Performance issue relative to other access methods

daz10000 commented 6 months ago

I have an application pulling blocks of data (typically 100-1000 rows from a 20ish million row parquet file) with ~ 15 columns of which I use maybe 10. I am querying the parquet file with a simple

SELECT col1,col2 etc from read_parquet('/path/to/parquet.pq') where key= 'value'.

The code was originally python and with the equivalent python bindings, wrapping into duckdb.sql( <query>).df() it takes ~ 150 milliseconds per query. I run 1000s of these. I'm seeing more like 2.5 seconds with duckdb.net, with the bulk of the time spent in the executereader call. I also tried just a command line invocation with duckdb -c '<query>' and it's also around 150 milliseconds, so duckdb.net is the outlier. The data set isn't shareable but assuming I can recreate something similar, I can try to share something. The data aren't super interesting - lots of float and int columns mainly with a few small string cols. My access pattern is something like

#r "nuget:DuckDB.NET.Data.Full"
open DuckDB.NET.Data
open System

let connection = new DuckDBConnection("DataSource=:memory:")
connection.Open()

let getDataBlock (path:string) (key_value:string) =
    use command = connection.CreateCommand()

→ Directives:
1: Print the listing from its first line up to and including the line that contains "gateway-column-header: ゲートウェイ [545,211,605,222]", reproducing each line verbatim.
2: Continue the forum thread on DuckDB.NET query performance from the point where it stops.

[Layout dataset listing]

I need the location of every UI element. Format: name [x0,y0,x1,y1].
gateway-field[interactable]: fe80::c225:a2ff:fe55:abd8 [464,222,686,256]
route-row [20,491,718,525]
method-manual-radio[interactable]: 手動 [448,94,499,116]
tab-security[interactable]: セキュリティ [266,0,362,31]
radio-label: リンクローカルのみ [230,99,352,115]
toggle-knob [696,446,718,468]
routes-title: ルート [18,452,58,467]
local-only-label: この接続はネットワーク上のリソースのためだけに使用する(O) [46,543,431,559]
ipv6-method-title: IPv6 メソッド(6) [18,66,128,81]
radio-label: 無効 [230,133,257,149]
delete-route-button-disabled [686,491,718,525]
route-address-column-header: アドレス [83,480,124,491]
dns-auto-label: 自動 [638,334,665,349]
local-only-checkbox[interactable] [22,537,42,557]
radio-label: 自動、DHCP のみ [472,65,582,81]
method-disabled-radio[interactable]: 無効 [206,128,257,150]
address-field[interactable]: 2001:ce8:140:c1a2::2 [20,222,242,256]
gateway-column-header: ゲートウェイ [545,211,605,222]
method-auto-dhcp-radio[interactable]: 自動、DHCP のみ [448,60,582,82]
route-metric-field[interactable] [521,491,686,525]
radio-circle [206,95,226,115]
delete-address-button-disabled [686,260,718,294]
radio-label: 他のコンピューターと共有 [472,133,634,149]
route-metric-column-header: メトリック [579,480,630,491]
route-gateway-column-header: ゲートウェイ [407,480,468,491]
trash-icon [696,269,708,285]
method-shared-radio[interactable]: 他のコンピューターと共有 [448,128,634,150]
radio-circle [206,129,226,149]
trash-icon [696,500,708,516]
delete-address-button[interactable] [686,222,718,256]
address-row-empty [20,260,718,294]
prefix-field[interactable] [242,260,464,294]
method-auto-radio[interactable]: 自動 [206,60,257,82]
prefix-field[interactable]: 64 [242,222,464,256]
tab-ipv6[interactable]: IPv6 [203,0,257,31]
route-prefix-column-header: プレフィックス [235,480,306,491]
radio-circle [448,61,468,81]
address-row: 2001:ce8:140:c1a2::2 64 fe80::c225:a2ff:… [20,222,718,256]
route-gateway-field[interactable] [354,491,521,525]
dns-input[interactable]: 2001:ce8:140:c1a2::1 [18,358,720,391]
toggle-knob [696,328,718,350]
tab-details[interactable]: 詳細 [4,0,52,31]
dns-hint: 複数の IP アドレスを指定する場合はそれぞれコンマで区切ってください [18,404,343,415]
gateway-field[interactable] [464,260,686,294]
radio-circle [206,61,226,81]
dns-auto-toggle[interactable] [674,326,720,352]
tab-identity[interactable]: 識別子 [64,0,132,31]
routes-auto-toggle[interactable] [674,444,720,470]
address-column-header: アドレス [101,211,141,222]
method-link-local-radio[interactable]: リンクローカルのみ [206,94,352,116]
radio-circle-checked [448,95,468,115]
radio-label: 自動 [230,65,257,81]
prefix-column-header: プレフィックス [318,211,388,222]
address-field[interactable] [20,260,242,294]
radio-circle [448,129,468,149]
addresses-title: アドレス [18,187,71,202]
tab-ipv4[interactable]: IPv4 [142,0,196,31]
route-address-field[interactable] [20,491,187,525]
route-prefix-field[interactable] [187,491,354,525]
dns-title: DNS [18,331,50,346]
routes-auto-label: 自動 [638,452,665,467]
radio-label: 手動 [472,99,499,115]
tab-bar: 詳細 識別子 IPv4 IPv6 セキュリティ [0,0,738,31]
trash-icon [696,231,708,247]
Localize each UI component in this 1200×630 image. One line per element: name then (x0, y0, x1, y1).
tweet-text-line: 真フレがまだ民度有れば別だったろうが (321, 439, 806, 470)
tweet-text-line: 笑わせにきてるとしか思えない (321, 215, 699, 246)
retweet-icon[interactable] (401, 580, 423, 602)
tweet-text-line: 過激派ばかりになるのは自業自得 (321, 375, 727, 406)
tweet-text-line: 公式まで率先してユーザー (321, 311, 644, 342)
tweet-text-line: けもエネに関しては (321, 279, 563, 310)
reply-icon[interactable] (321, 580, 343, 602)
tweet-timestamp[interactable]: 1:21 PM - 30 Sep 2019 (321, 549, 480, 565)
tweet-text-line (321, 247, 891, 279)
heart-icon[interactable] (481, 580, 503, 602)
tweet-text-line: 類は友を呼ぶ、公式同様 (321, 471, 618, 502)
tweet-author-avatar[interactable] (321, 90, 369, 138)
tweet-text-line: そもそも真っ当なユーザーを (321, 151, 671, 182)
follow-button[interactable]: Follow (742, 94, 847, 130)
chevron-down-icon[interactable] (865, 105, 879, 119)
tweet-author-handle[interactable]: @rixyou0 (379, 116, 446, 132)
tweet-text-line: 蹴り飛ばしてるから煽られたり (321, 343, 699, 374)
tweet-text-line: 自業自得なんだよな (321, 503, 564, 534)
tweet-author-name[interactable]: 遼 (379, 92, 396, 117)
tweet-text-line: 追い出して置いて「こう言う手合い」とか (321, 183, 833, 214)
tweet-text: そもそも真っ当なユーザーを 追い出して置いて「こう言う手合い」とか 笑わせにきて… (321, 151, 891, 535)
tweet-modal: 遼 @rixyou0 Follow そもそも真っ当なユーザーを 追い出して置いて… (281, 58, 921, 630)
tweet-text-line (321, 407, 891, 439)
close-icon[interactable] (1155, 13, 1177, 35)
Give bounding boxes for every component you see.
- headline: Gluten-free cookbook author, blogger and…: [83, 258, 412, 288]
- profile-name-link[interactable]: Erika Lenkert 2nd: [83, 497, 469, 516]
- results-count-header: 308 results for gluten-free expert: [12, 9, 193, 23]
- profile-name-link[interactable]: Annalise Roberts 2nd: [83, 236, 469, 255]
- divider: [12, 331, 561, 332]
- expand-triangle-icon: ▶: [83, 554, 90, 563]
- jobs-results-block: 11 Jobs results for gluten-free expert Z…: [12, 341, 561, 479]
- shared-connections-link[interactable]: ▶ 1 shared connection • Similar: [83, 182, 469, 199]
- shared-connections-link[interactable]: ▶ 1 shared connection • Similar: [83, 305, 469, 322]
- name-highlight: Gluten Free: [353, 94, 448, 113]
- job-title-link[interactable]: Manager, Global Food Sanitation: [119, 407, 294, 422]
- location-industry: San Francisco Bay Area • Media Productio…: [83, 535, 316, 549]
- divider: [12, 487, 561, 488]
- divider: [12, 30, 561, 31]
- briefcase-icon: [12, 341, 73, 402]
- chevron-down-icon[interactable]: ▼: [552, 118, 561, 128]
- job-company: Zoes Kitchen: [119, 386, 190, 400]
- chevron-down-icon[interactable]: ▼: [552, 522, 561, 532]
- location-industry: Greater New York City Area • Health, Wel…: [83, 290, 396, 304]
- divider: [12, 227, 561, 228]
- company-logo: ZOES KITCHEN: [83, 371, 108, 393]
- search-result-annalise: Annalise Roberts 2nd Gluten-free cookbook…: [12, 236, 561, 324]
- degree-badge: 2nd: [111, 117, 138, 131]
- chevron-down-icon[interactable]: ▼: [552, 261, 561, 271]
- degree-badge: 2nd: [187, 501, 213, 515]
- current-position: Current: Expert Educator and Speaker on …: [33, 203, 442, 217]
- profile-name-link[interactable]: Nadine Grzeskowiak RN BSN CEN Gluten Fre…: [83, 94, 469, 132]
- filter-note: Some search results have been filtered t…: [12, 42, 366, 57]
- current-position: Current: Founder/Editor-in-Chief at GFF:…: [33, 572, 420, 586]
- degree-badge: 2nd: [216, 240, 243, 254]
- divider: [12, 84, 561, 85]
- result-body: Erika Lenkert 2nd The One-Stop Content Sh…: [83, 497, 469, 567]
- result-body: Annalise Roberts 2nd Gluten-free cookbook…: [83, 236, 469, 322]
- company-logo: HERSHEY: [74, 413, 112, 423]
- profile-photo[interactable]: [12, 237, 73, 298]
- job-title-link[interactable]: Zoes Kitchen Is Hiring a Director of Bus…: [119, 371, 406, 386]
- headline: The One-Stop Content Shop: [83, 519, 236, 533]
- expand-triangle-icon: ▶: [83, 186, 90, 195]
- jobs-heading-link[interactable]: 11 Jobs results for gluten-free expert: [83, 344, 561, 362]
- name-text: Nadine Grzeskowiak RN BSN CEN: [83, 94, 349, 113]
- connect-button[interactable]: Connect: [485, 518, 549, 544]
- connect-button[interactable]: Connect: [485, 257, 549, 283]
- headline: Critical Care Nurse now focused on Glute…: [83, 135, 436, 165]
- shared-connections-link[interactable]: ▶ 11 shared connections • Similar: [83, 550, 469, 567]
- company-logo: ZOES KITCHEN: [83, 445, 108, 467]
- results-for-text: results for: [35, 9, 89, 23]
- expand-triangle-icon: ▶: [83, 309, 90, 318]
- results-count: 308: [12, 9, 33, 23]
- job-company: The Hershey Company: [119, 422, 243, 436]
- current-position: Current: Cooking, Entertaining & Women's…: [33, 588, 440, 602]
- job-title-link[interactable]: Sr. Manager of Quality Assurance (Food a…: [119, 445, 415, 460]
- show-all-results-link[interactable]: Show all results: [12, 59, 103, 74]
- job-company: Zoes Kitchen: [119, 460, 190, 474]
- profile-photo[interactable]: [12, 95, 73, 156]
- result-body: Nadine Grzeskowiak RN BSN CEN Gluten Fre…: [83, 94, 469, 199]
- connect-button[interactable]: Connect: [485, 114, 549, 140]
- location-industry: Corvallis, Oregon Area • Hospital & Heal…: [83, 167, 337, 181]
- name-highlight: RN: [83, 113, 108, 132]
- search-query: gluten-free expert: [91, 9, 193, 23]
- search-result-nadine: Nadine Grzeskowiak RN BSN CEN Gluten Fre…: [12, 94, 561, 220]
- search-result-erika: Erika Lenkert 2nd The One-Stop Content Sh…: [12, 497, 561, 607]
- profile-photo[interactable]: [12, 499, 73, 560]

→ Results of the exercise:
1:
I need the location of every UI element. Format: name [x0,y0,x1,y1].
gateway-field[interactable]: fe80::c225:a2ff:fe55:abd8 [464,222,686,256]
route-row [20,491,718,525]
method-manual-radio[interactable]: 手動 [448,94,499,116]
tab-security[interactable]: セキュリティ [266,0,362,31]
radio-label: リンクローカルのみ [230,99,352,115]
toggle-knob [696,446,718,468]
routes-title: ルート [18,452,58,467]
local-only-label: この接続はネットワーク上のリソースのためだけに使用する(O) [46,543,431,559]
ipv6-method-title: IPv6 メソッド(6) [18,66,128,81]
radio-label: 無効 [230,133,257,149]
delete-route-button-disabled [686,491,718,525]
route-address-column-header: アドレス [83,480,124,491]
dns-auto-label: 自動 [638,334,665,349]
local-only-checkbox[interactable] [22,537,42,557]
radio-label: 自動、DHCP のみ [472,65,582,81]
method-disabled-radio[interactable]: 無効 [206,128,257,150]
address-field[interactable]: 2001:ce8:140:c1a2::2 [20,222,242,256]
gateway-column-header: ゲートウェイ [545,211,605,222]

2:
    command.CommandText <- $"SELECT col1,col2,col3,col4 etc FROM read_parquet('{path}') where key = '{key_value}'"
    [|  use reader = command.ExecuteReader()
        while reader.Read() do
            yield { Col1 = reader.GetInt32(0)
                    Col2 = reader.GetString(1)
                    Col3 = reader.GetDouble(3)
                    Col4 = reader.GetFloat(4) |> float
                    // etc - 12 cols
                    }
        |]

I guess short of building and sending a synthetic data set, I had a few questions - is this surprising? Should this be more than 10x slowed than the underlying duckdb libraries. Am I doing something really dumb here that is hurting performance? I tried async versions of the API and saw no improvements. It's the ExecuteReader call that takes 99% of the time. My profiling couldn't get inside the duckdb libraries but I'm going to try to build them and profile the whole things as a next step.

Any thoughts / help appreciated.

Giorgi commented 6 months ago

I will need data to check but I think that the sql method doesn't execute/fetch the results. Can you see how much time the following takes in Python? SELECT col1,col2 etc from read_parquet('/path/to/parquet.pq') where key= 'value'

daz10000 commented 6 months ago

Yes, when I first did the benchmarking with .sql() it was suspiciously fast - 3 milliseconds per fetch, and was suspicious it wasn't pulling the actual columns (and it wasn't). If you explicitly convert result to a dataframe with .df() it does the full fetch. I even made it calculate some summary statistics like average of a few columns to ensure it had actually fetched the data. That pushed it up to 150ms from 3ms. I don't know how duckdb.net is getting out to 2500 ms still. I am trying to get it built from source so I can push the profiling down a layer right now.

duckdb.sql("select col1,col2,col3 etc from read_parquet('<path.pq>) where key = 'value'").df()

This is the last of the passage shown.